### PAGE EXTRACT
..............................

9  GLM-V: Multiple regression

9.1 Multiple regression

Multiple regression is a statistical technique that allows us to examine the relationship between one outcome and multiple predictors. It extends the concept of bivariate linear regression, where we model the relationship between two variables, to include more predictors. In the context of social science research, multiple regression helps us answer the question: What is the unique effect of one predictor, while controlling for the effects of all other predictors?

As a matter of fact, last week’s analyses for categorical variables with more than two categories were already an example of multiple regression. We included two dummy variables to represent a categorical variable with three categories. All that’s new today is that we also consider the case where the multiple predictors are continuous variables. An important realization is that a regression model can be expanded to include as many predictors as needed. The general formula for multiple regression is \(\hat{Y} = a + b_1X_1 + b_2X_2 + \ldots + b_KX_K\), where \(\hat{Y}\) represents the predicted value of the dependent variable Y, \(a\) is the intercept, and \(b_{1 \ldots K}\) are the slopes for each predictor.

When interpreting the regression coefficients, the intercept (a) represents the expected value of the dependent variable when all predictors are equal to 0. For dummy variables, this is the mean value of the reference category, while for continuous predictors, it represents the expected value for someone who scores 0 on all predictors. The regression coefficients (b1, b2, …, bK) indicate how many units the dependent variable Y is expected to change when the corresponding predictor X increases by 1 unit, while holding all other predictors constant.

Centering predictors can be useful in multiple regression. By centering, we shift the zero-point of the predictor to a meaningful value, such as the mean value on that predictor. This helps in interpretation, because the intercept now gives us the mean value on the outcome for someone who has an average score on all predictors.

As previously explained, standardized regression coefficients drop the units of the predictor and outcome variable. They are calculated by transforming the predictors and outcome variable into z-scores with a mean of 0 and a standard deviation of 1, and performing the (multiple) regression analysis on those z-scores. Because the units of the variables are dropped, standardized coefficients make the effects of predictors comparable across different studies or variables with different measurement units. They represent the change in the dependent variable in terms of standard deviations when the corresponding predictor increases by 1 standard deviation.

9.2 Causality

A statistical association between variables does not necessarily imply a causal relationship. Instead, causality is either assumed on theoretical grounds, or established using the experimental method. In an experiment, researchers manipulate an independent variable and observe its effects on the dependent variable. However, in many social science studies, experiments are not feasible or ethical, so researchers rely on observational data. In these cases, establishing causal relationships relies on theory and careful statistical analysis.

..............................

### RECORDED DATA
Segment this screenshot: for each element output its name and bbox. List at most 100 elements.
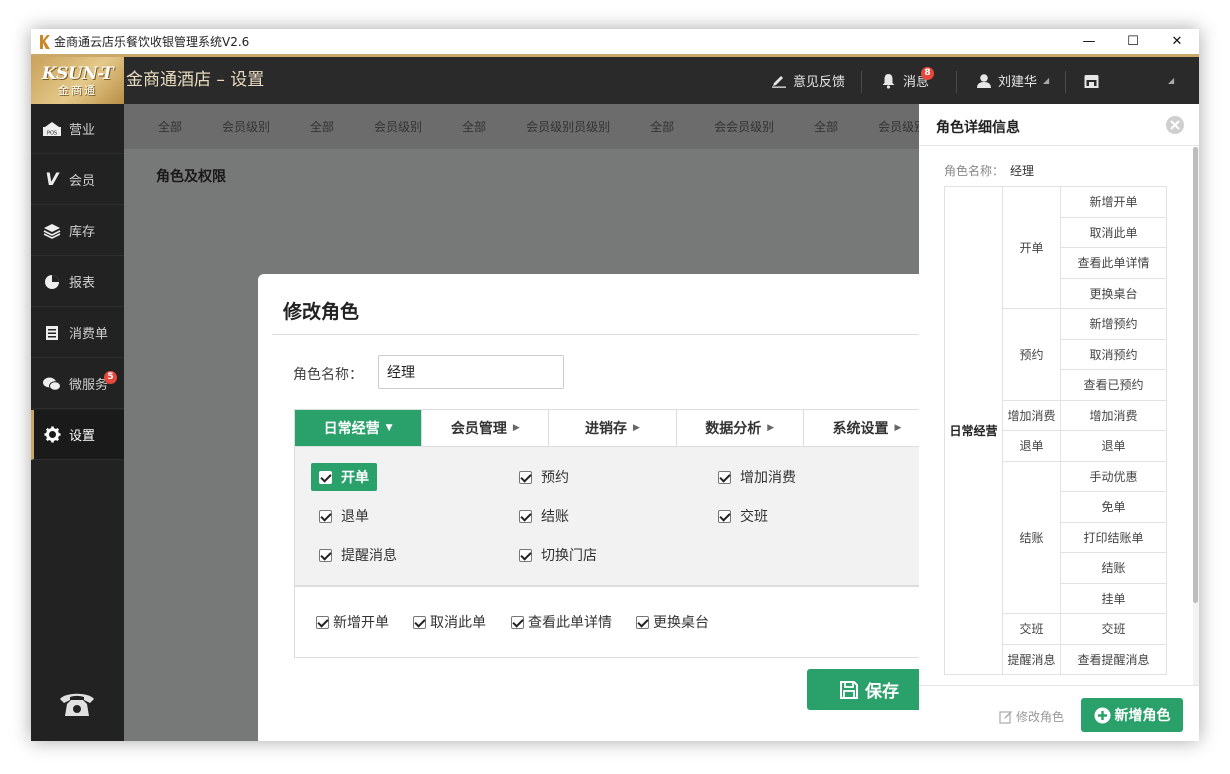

..............................

### EXERCISE REQUIREMENTS
A. In the multiple regression text, what does centering a predictor shift its zero-point to?
B. Resume the multiple regression text at the point where it stops.
The listing has nothing to do with the multiple regression text.

### SET OF ANSWERS
A. Centering shifts the zero-point to a meaningful value, such as the mean value on that predictor.

B.
One important concept in causal inference is the direction of effects. While statistical methods can identify associations between variables, determining the direction of causality is a causal assumption that cannot be estimated using statistics alone. The assumed direction of effects is often based on theory and prior knowledge of the subject matter. Researchers make informed assumptions about which variable is likely to have a causal effect on the other based on theoretical reasoning and empirical evidence.

In the process of analyzing causal relationships, it is essential to consider the presence of confounders, mediators, and colliders. Confounders are variables that are associated with both the independent and dependent variables and can create a spurious association or distort the true causal relationship. Identifying and controlling for confounders is crucial to ensure accurate causal inference.

Mediators, on the other hand, are variables that explain the relationship between the independent and dependent variables. They act as intermediate steps or process variables in the causal pathway. Understanding and analyzing mediation effects help us understand the underlying mechanisms through which the independent variable affects the dependent variable.

Colliders are variables that are caused by both the independent and dependent variables. Controlling for colliders can lead to spurious statistical relationships between unrelated variables. It is essential to be cautious when including variables in the analysis and consider the causal structure of the variables involved.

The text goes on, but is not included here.